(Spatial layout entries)
>> begin

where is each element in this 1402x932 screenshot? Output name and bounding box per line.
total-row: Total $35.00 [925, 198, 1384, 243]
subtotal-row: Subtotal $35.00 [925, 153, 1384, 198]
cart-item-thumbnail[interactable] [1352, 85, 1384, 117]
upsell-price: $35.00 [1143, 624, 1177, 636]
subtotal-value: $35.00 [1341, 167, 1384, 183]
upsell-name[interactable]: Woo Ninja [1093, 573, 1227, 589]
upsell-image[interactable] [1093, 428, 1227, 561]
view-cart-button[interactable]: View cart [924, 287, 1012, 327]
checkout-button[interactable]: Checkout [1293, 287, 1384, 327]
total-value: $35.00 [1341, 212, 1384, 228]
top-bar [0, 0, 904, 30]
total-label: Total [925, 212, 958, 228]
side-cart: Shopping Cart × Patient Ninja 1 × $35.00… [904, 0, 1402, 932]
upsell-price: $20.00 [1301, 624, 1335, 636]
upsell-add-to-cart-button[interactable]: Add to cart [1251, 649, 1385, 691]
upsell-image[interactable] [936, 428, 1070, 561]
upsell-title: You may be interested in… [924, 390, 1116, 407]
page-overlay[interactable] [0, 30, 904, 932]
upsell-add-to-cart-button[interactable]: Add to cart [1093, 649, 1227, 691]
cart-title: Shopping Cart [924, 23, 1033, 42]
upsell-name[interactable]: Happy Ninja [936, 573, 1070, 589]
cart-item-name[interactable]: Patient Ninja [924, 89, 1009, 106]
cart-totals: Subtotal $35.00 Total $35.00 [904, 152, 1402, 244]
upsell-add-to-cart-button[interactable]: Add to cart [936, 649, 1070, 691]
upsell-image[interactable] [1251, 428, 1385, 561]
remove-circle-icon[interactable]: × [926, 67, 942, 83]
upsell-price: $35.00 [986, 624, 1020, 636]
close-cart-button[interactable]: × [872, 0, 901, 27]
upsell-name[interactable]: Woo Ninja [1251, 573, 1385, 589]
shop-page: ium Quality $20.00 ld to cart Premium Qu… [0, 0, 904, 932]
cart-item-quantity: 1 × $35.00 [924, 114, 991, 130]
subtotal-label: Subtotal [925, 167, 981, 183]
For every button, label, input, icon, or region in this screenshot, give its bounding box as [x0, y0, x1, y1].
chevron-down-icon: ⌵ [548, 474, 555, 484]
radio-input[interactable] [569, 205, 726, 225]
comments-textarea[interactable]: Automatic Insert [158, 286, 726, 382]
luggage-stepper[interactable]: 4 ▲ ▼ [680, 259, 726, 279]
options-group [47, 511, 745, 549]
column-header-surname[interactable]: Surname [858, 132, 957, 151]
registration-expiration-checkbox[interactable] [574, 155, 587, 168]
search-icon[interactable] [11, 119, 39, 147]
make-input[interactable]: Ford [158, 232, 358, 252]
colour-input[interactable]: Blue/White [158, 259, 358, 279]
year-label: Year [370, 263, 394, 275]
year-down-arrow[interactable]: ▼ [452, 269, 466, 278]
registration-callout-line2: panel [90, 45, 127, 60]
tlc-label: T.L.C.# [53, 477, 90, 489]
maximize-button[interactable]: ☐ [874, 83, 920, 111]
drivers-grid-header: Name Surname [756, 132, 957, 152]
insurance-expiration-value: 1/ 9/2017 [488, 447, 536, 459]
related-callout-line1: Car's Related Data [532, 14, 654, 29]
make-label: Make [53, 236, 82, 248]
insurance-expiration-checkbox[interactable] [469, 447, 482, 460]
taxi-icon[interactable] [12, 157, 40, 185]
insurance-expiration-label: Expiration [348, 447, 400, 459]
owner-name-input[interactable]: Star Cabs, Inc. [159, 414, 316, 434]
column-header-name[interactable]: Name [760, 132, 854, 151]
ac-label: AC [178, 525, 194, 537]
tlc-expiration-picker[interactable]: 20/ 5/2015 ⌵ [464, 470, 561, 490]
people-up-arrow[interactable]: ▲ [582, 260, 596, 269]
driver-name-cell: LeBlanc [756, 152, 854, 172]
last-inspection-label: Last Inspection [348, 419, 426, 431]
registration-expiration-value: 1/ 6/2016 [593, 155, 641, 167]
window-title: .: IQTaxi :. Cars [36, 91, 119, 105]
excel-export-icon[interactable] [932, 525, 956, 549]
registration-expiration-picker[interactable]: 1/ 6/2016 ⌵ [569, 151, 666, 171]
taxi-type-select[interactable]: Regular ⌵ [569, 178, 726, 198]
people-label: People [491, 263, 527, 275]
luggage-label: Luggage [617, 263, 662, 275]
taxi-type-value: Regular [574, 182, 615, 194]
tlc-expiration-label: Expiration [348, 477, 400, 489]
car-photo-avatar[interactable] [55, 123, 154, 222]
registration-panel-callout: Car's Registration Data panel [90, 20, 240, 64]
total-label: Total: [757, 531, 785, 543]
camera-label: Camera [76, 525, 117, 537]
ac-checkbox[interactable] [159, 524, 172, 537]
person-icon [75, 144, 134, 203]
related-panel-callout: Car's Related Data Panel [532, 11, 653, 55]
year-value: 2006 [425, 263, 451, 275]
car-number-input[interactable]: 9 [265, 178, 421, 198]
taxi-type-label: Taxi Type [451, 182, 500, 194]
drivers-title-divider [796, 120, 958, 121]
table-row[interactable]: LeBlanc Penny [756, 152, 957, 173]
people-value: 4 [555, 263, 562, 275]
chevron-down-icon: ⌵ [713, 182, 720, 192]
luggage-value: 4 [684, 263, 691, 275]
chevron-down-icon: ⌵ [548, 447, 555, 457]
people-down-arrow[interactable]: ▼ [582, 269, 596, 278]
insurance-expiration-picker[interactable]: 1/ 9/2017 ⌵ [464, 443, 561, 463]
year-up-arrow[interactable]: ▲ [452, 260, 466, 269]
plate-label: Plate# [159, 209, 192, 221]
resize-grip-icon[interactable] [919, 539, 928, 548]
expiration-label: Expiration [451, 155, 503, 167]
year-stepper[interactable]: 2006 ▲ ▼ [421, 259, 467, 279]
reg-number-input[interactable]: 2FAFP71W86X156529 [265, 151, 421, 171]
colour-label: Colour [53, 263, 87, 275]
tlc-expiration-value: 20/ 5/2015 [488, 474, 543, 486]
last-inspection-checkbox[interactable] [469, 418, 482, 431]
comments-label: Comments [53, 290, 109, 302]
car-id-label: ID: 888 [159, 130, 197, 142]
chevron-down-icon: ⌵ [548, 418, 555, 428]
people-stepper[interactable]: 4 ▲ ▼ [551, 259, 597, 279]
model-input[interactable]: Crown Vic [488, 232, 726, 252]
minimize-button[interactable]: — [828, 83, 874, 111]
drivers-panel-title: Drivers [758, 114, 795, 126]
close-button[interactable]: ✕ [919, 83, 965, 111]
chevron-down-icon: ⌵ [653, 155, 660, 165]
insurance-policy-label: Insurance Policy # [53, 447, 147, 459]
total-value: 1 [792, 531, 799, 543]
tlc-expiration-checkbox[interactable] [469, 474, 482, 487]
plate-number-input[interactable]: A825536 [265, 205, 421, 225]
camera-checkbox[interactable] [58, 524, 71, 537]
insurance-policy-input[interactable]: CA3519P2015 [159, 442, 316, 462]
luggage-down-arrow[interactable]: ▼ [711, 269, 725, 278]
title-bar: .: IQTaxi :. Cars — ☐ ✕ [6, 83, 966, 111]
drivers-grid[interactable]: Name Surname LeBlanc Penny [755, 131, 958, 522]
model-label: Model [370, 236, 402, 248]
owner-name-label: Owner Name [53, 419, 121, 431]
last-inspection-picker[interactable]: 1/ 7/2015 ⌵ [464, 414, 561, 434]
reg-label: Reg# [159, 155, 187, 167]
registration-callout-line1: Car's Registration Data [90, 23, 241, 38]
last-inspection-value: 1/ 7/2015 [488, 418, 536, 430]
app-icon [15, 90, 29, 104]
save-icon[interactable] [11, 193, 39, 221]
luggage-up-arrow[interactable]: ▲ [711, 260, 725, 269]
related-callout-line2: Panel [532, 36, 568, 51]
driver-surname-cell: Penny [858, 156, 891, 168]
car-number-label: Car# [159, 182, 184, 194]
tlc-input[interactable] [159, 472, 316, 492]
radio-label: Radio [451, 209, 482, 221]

>> end

AIM OF THE TASK:
Which lines of the listing above contain the string "Penny"? Show each of them in full.

OUTPUT OF THE EXERCISE:
table-row[interactable]: LeBlanc Penny [756, 152, 957, 173]
drivers-grid[interactable]: Name Surname LeBlanc Penny [755, 131, 958, 522]
driver-surname-cell: Penny [858, 156, 891, 168]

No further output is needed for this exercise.